* _What to do_
Reproduce nothing but the closing run of lines: the line with "Read this page and output its text content." and each line that follows it to the end of the data.
### Given data ###
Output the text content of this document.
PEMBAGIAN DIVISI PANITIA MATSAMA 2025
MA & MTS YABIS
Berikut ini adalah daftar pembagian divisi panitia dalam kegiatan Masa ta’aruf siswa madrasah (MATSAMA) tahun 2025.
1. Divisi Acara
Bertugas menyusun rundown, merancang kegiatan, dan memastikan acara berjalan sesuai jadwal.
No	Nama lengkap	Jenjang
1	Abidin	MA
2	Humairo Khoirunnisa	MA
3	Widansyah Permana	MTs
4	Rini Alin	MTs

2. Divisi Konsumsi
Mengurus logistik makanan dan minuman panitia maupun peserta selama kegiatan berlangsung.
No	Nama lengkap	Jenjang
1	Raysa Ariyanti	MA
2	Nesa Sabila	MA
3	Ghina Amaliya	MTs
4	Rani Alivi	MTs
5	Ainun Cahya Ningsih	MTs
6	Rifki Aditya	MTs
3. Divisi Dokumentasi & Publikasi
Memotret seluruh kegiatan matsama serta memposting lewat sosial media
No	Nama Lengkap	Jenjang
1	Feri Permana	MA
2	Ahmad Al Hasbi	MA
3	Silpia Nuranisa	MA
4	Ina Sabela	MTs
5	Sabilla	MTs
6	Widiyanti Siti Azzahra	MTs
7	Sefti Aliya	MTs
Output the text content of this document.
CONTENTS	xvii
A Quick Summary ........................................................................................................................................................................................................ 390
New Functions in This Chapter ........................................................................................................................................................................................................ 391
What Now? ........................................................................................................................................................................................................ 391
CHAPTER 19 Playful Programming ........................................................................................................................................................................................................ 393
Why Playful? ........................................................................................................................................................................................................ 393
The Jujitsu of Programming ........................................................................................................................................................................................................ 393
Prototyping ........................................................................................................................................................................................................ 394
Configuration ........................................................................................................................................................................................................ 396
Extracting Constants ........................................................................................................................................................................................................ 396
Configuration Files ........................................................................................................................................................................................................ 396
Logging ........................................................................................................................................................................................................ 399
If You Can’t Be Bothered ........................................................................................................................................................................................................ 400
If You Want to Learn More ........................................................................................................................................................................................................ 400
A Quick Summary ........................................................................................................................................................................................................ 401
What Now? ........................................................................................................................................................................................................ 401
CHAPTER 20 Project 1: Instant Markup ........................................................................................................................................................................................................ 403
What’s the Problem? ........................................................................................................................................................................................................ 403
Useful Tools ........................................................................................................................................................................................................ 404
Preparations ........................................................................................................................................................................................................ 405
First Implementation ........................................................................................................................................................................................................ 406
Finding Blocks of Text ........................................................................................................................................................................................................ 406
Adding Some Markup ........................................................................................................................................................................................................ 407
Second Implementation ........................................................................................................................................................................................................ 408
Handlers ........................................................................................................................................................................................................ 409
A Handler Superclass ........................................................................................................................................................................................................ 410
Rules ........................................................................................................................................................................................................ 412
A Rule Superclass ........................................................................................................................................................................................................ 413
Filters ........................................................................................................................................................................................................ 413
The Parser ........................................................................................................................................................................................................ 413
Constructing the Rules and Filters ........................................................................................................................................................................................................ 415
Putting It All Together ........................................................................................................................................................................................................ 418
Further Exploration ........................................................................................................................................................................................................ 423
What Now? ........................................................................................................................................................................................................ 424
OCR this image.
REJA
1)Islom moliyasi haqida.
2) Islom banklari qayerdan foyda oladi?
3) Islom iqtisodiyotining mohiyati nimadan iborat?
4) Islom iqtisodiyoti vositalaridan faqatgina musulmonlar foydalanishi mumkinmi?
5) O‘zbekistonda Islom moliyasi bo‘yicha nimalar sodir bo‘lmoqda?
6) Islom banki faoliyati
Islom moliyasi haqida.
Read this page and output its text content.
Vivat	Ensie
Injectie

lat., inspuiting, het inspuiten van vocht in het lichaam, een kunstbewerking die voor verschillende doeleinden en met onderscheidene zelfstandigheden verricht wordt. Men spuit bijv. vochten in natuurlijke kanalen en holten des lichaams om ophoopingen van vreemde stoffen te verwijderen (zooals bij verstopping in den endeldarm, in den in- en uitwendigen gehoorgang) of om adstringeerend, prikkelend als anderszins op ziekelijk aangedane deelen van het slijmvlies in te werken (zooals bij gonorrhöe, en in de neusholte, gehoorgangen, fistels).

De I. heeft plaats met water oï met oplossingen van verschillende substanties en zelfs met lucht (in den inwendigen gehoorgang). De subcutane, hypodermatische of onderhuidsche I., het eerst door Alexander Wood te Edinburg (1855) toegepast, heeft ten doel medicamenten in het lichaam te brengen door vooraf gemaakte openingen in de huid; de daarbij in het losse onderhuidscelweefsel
###
* _Solution for this exercise_
Read this page and output its text content.
Vivat	Ensie
Injectie

lat., inspuiting, het inspuiten van vocht in het lichaam, een kunstbewerking die voor verschillende doeleinden en met onderscheidene zelfstandigheden verricht wordt. Men spuit bijv. vochten in natuurlijke kanalen en holten des lichaams om ophoopingen van vreemde stoffen te verwijderen (zooals bij verstopping in den endeldarm, in den in- en uitwendigen gehoorgang) of om adstringeerend, prikkelend als anderszins op ziekelijk aangedane deelen van het slijmvlies in te werken (zooals bij gonorrhöe, en in de neusholte, gehoorgangen, fistels).

De I. heeft plaats met water oï met oplossingen van verschillende substanties en zelfs met lucht (in den inwendigen gehoorgang). De subcutane, hypodermatische of onderhuidsche I., het eerst door Alexander Wood te Edinburg (1855) toegepast, heeft ten doel medicamenten in het lichaam te brengen door vooraf gemaakte openingen in de huid; de daarbij in het losse onderhuidscelweefsel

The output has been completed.